§ **Records for this task**
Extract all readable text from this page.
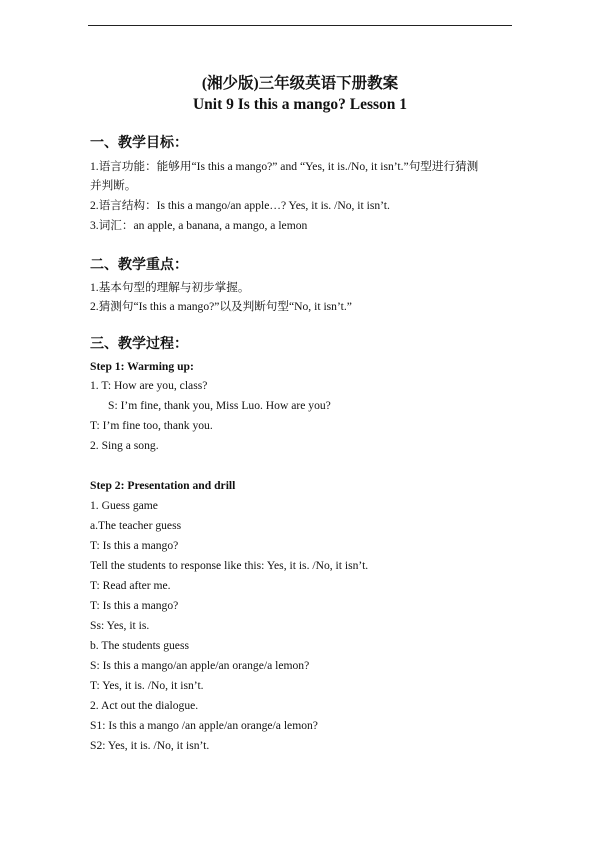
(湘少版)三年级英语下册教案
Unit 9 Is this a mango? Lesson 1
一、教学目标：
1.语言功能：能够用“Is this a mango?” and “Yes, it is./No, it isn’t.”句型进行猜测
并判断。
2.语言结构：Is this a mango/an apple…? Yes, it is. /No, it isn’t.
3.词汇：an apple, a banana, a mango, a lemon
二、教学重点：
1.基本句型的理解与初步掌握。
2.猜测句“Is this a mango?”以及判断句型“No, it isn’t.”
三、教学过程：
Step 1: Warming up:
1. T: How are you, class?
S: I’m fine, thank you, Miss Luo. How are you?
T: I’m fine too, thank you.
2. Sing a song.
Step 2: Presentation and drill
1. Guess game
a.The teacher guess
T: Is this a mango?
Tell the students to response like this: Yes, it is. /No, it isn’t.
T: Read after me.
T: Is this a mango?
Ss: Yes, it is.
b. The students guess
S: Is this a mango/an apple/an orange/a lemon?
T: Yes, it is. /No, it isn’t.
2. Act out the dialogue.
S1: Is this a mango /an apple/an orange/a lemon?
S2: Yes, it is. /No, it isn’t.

==

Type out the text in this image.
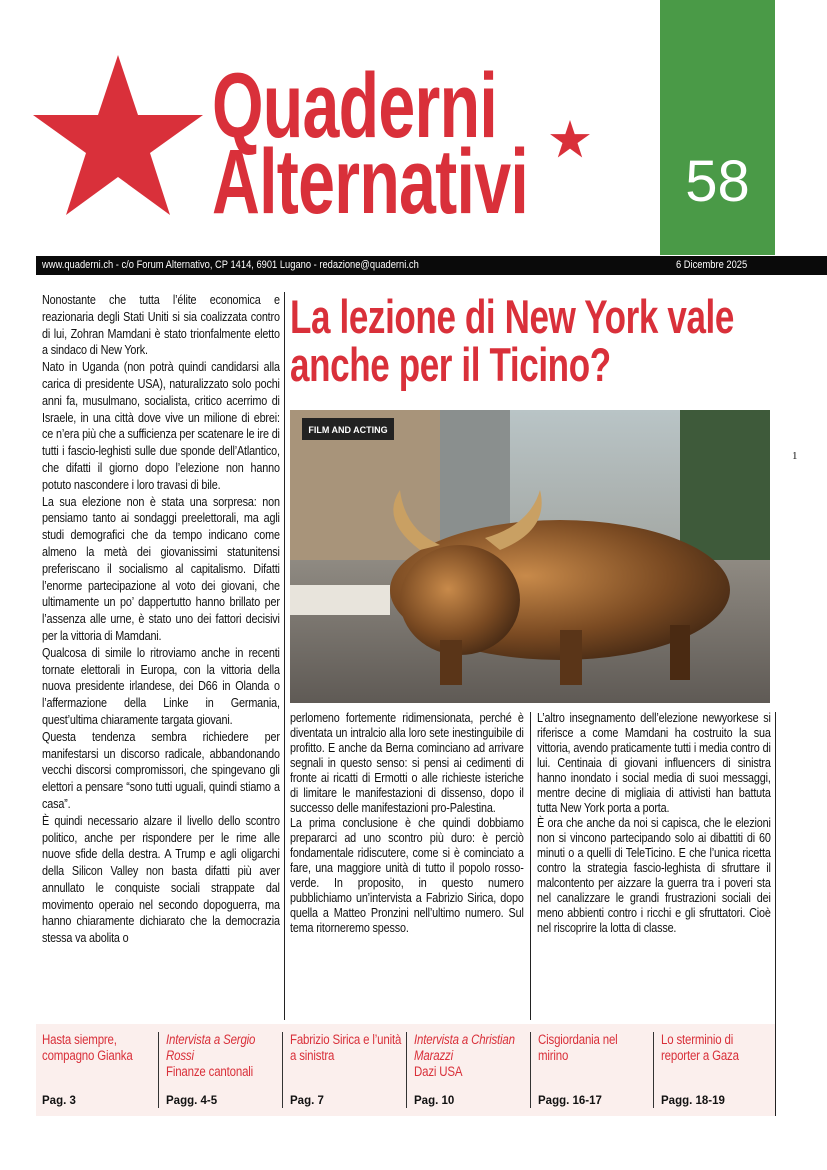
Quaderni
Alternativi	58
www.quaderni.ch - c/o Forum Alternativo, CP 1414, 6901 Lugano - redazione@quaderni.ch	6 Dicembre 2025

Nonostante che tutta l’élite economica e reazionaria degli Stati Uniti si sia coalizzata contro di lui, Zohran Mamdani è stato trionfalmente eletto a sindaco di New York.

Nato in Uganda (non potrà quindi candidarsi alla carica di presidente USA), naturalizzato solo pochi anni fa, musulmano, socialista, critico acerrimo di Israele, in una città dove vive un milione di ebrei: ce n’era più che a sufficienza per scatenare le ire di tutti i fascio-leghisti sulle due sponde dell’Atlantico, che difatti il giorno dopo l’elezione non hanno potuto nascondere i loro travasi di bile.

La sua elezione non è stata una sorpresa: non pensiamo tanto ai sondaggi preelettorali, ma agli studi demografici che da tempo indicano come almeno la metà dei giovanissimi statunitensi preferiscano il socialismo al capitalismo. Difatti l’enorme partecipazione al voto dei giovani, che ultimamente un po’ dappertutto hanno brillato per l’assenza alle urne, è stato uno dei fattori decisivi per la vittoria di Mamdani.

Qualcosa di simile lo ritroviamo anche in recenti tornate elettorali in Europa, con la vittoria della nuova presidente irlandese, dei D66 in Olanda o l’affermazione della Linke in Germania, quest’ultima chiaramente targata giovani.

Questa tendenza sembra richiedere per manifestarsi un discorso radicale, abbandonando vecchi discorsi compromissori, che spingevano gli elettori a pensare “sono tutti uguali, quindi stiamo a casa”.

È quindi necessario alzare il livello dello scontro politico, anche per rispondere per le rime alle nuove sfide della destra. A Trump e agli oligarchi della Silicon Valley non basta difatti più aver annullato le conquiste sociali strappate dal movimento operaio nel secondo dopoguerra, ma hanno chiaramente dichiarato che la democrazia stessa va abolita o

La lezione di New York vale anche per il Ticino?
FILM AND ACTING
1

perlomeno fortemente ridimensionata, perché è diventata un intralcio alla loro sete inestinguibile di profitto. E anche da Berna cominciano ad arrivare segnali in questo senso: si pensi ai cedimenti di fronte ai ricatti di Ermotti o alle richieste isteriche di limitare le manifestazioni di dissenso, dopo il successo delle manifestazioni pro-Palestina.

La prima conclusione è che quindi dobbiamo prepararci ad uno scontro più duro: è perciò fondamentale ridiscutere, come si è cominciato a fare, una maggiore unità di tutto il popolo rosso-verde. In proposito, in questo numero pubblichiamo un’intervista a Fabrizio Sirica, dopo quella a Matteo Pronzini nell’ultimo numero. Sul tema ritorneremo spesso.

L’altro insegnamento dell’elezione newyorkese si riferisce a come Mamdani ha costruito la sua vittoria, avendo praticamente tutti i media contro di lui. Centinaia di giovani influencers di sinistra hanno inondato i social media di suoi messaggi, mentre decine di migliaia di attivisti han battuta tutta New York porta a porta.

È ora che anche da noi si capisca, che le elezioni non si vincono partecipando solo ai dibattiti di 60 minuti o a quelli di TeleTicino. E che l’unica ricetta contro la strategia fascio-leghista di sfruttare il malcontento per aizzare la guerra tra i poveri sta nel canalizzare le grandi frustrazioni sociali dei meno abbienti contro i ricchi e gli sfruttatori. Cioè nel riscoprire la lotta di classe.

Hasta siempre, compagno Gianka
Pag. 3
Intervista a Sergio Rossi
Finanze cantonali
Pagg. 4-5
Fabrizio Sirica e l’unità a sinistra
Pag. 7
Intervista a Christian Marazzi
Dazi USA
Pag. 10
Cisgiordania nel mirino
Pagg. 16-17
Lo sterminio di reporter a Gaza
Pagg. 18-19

§ **What is needed**
Where a line in the material above holds "text", copy that line.

§ **The output**
Extract all readable text from this page.
Type out the text in this image.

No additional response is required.